*Extrait du document*.

Youssef Msakni, qui est né à Tunis, a en effet été formé au Stade tunisien, le célèbre club formateur situé dans le quartier du Bardo. Son père, Mondher, fut international tunisien et acheva sa carrière dans ce club. « Youssef a passé quatre ans chez nous avant de signer à l’Espérance de Tunis. On a très vite compris qu’il était au-dessus du lot. Techniquement, c’est du haut niveau, et pour tout le monde, il semblait évident qu’il avait les qualités pour jouer en Europe », poursuit Guiga. En cinq ans à l’Espérance, le frère cadet d’Iheb (34 ans, 7 sélections), un ex du Stade tunisien qui a joué avec son frangin et évolue désormais à l’ES Sahel, et aîné de Mohamed Aziz (passé par le Stade tunisien), Metlaoui et Soliman, s’est gavé de titres, dont quatre championnats et une Ligue des champions (2011).
Normalement, ces performances collectives, renforcées par de bonnes statistiques individuelles, dont un titre de meilleur buteur en 2011-2012 (17 buts) et un autre de meilleur joueur tunisien en 2012, auraient dû lui ouvrir les portes de l’Europe. Seulement voilà, Lekhwiya, qui deviendra plus tard Al Duhail, frappe à la porte des dirigeants espérantistes avec une offre de transfert de 11,5 millions d’euros. « Et à partir de là, c’était réglé. Le père de Msakni ne voulait pas que son fils refuse cette opportunité d’aller au Qatar, pour gagner beaucoup plus qu’en Tunisie et même en Europe. Comme l’Espérance, qui avait dû nous l’acheter autour de 50 000 euros, allait réaliser une superbe opération, malgré un pourcentage pour le Stade tunisien, cela arrangeait presque tout le monde », poursuit Raouf Guiga. À l’époque, le choix de Msakni de s’exiler à seulement 22 ans et quelques mois dans un championnat faiblard, mais rémunérateur interpelle et devient un sujet de conversation récurrent. Dix ans plus tard, le sentiment ne s’est pas vraiment dissipé en Tunisie. « Il a fait un choix qu’il faut respecter. Il a privilégié la qualité de vie et le fait de gagner beaucoup d’argent, mais bien sûr que j’aurais aimé le voir jouer en Europe, car il avait largement le niveau pour s’y imposer. Il aurait pu y tenter sa chance, avant de terminer sa carrière au Qatar. Évidemment, aujourd’hui, c’est trop tard », constate Nabil Maâloul, qui fut son coach à l’Espérance, à Al Duhail et en sélection nationale.

*L'exercice*.
Recopiez, s'il vous plaît, dans l'extrait consacré à Youssef Msakni, tout le passage allant de « Youssef Msakni, qui » jusqu'à « des champions (2011). ». Le matériel qui suit n'intervient en rien dans cet exercice.

*Données enregistrées*.
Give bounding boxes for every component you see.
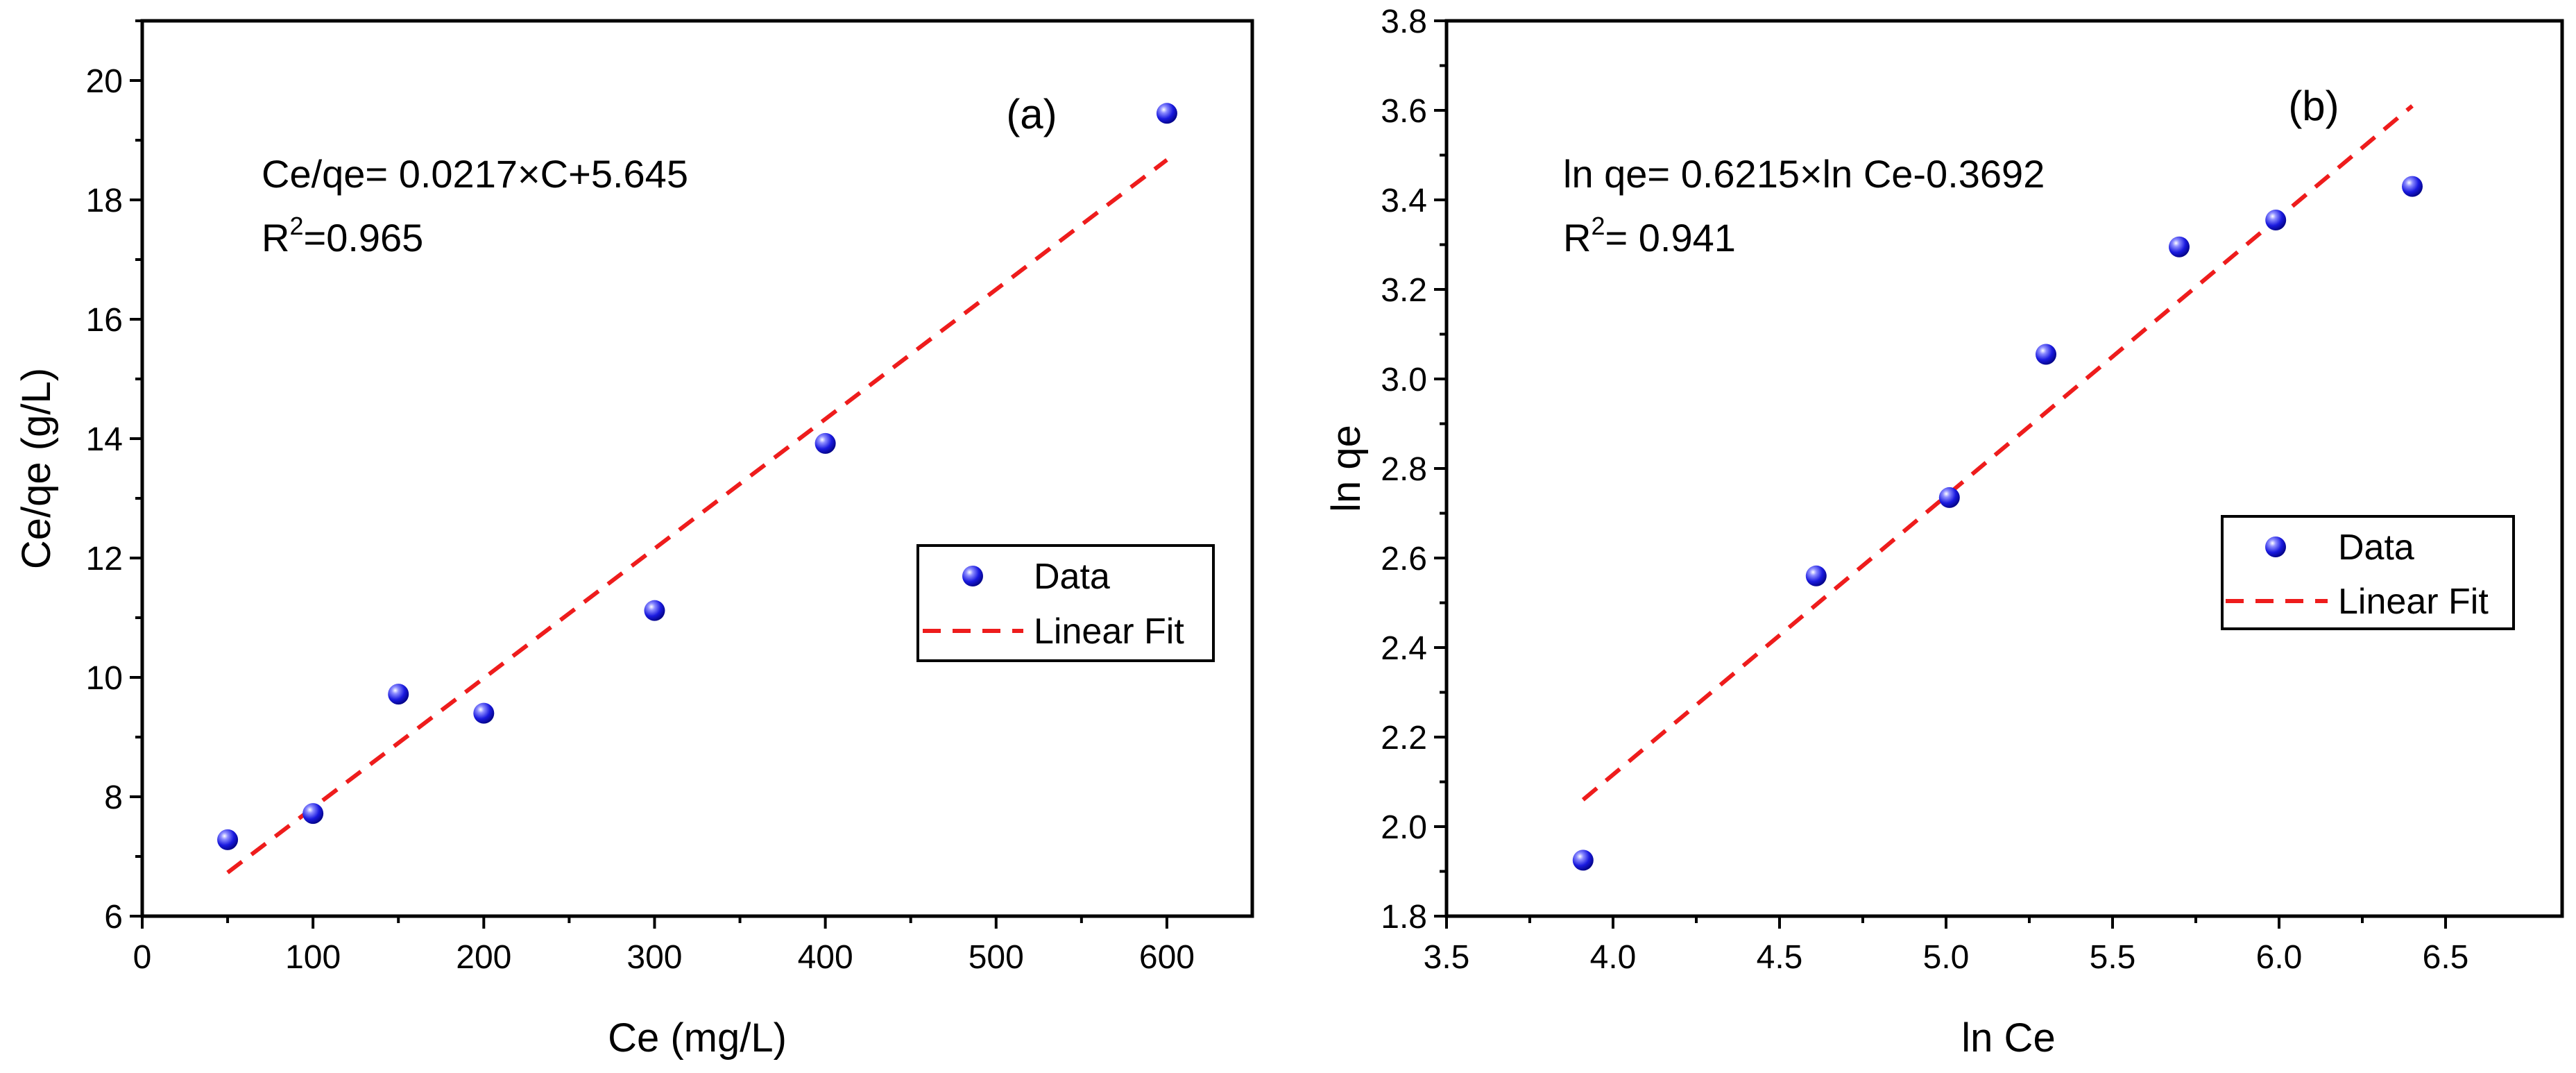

*Réponse*.
Youssef Msakni, qui est né à Tunis, a en effet été formé au Stade tunisien, le célèbre club formateur situé dans le quartier du Bardo. Son père, Mondher, fut international tunisien et acheva sa carrière dans ce club. « Youssef a passé quatre ans chez nous avant de signer à l’Espérance de Tunis. On a très vite compris qu’il était au-dessus du lot. Techniquement, c’est du haut niveau, et pour tout le monde, il semblait évident qu’il avait les qualités pour jouer en Europe », poursuit Guiga. En cinq ans à l’Espérance, le frère cadet d’Iheb (34 ans, 7 sélections), un ex du Stade tunisien qui a joué avec son frangin et évolue désormais à l’ES Sahel, et aîné de Mohamed Aziz (passé par le Stade tunisien), Metlaoui et Soliman, s’est gavé de titres, dont quatre championnats et une Ligue des champions (2011).